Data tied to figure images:
-- Start --

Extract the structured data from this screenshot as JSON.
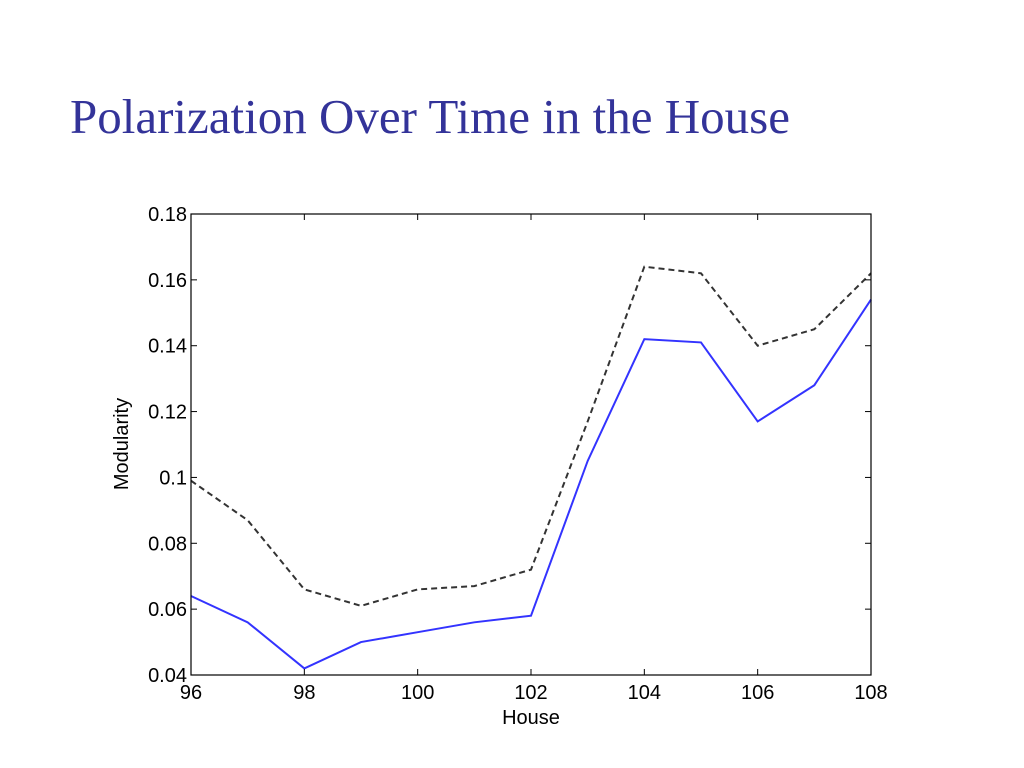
{
  "slide": {
    "title": "Polarization Over Time in the House"
  },
  "chart_data": {
    "type": "line",
    "xlabel": "House",
    "ylabel": "Modularity",
    "xlim": [
      96,
      108
    ],
    "ylim": [
      0.04,
      0.18
    ],
    "x_ticks": [
      96,
      98,
      100,
      102,
      104,
      106,
      108
    ],
    "y_ticks": [
      0.04,
      0.06,
      0.08,
      0.1,
      0.12,
      0.14,
      0.16,
      0.18
    ],
    "y_tick_labels": [
      "0.04",
      "0.06",
      "0.08",
      "0.1",
      "0.12",
      "0.14",
      "0.16",
      "0.18"
    ],
    "grid": false,
    "x": [
      96,
      97,
      98,
      99,
      100,
      101,
      102,
      103,
      104,
      105,
      106,
      107,
      108
    ],
    "series": [
      {
        "values": [
          0.099,
          0.087,
          0.066,
          0.061,
          0.066,
          0.067,
          0.072,
          0.117,
          0.164,
          0.162,
          0.14,
          0.145,
          0.162
        ],
        "color": "#333333",
        "style": "dashed"
      },
      {
        "values": [
          0.064,
          0.056,
          0.042,
          0.05,
          0.053,
          0.056,
          0.058,
          0.105,
          0.142,
          0.141,
          0.117,
          0.128,
          0.154
        ],
        "color": "#3333ff",
        "style": "solid"
      }
    ]
  }
}
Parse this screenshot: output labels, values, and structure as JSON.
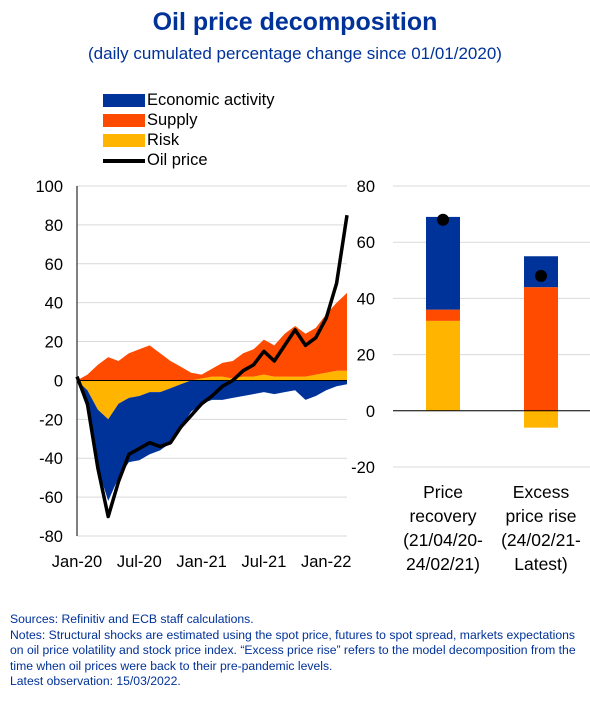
{
  "header": {
    "title": "Oil price decomposition",
    "subtitle": "(daily cumulated percentage change since 01/01/2020)"
  },
  "colors": {
    "economic_activity": "#003399",
    "supply": "#ff4b00",
    "risk": "#ffb400",
    "oil_price": "#000000",
    "title": "#003299"
  },
  "chart_data": [
    {
      "type": "area",
      "x_tick_labels": [
        "Jan-20",
        "Jul-20",
        "Jan-21",
        "Jul-21",
        "Jan-22"
      ],
      "x": [
        "2020-01",
        "2020-02",
        "2020-03",
        "2020-04",
        "2020-05",
        "2020-06",
        "2020-07",
        "2020-08",
        "2020-09",
        "2020-10",
        "2020-11",
        "2020-12",
        "2021-01",
        "2021-02",
        "2021-03",
        "2021-04",
        "2021-05",
        "2021-06",
        "2021-07",
        "2021-08",
        "2021-09",
        "2021-10",
        "2021-11",
        "2021-12",
        "2022-01",
        "2022-02",
        "2022-03"
      ],
      "ylim": [
        -80,
        100
      ],
      "y_ticks": [
        -80,
        -60,
        -40,
        -20,
        0,
        20,
        40,
        60,
        80,
        100
      ],
      "grid": true,
      "legend_position": "top-left",
      "series": [
        {
          "name": "Economic activity",
          "values": [
            0,
            -10,
            -30,
            -42,
            -38,
            -33,
            -33,
            -32,
            -30,
            -28,
            -22,
            -16,
            -12,
            -10,
            -10,
            -9,
            -8,
            -7,
            -6,
            -7,
            -6,
            -5,
            -10,
            -8,
            -5,
            -3,
            -2
          ]
        },
        {
          "name": "Supply",
          "values": [
            0,
            3,
            8,
            12,
            10,
            14,
            16,
            18,
            14,
            10,
            7,
            4,
            2,
            4,
            7,
            9,
            12,
            14,
            18,
            16,
            22,
            26,
            22,
            24,
            30,
            35,
            40
          ]
        },
        {
          "name": "Risk",
          "values": [
            0,
            -5,
            -15,
            -20,
            -12,
            -9,
            -8,
            -6,
            -6,
            -4,
            -2,
            0,
            1,
            2,
            2,
            1,
            2,
            2,
            3,
            2,
            2,
            2,
            2,
            3,
            4,
            5,
            5
          ]
        },
        {
          "name": "Oil price",
          "values": [
            2,
            -12,
            -45,
            -70,
            -52,
            -38,
            -35,
            -32,
            -34,
            -32,
            -24,
            -18,
            -12,
            -8,
            -3,
            0,
            5,
            8,
            15,
            10,
            18,
            26,
            18,
            22,
            32,
            50,
            85
          ]
        }
      ]
    },
    {
      "type": "bar",
      "stacked": true,
      "categories": [
        [
          "Price",
          "recovery",
          "(21/04/20-",
          "24/02/21)"
        ],
        [
          "Excess",
          "price rise",
          "(24/02/21-",
          "Latest)"
        ]
      ],
      "ylim": [
        -20,
        80
      ],
      "y_ticks": [
        -20,
        0,
        20,
        40,
        60,
        80
      ],
      "series": [
        {
          "name": "Risk",
          "values": [
            32,
            -6
          ]
        },
        {
          "name": "Supply",
          "values": [
            4,
            44
          ]
        },
        {
          "name": "Economic activity",
          "values": [
            33,
            11
          ]
        }
      ],
      "oil_price": [
        68,
        48
      ]
    }
  ],
  "legend": [
    {
      "label": "Economic activity",
      "key": "economic_activity"
    },
    {
      "label": "Supply",
      "key": "supply"
    },
    {
      "label": "Risk",
      "key": "risk"
    },
    {
      "label": "Oil price",
      "key": "oil_price"
    }
  ],
  "notes": {
    "sources": "Sources: Refinitiv and ECB staff calculations.",
    "notes": "Notes: Structural shocks are estimated using the spot price, futures to spot spread, markets expectations on oil price volatility and stock price index. “Excess price rise” refers to the model decomposition from the time when oil prices were back to their pre-pandemic levels.",
    "latest": "Latest observation: 15/03/2022."
  }
}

-- End --

WHAT THE TASK ASKS: Show every line from the listing above in which the string "this" appears.

TASK RESPONSE:
Extract the structured data from this screenshot as JSON.
Parse this screenshot: output labels, values, and structure as JSON.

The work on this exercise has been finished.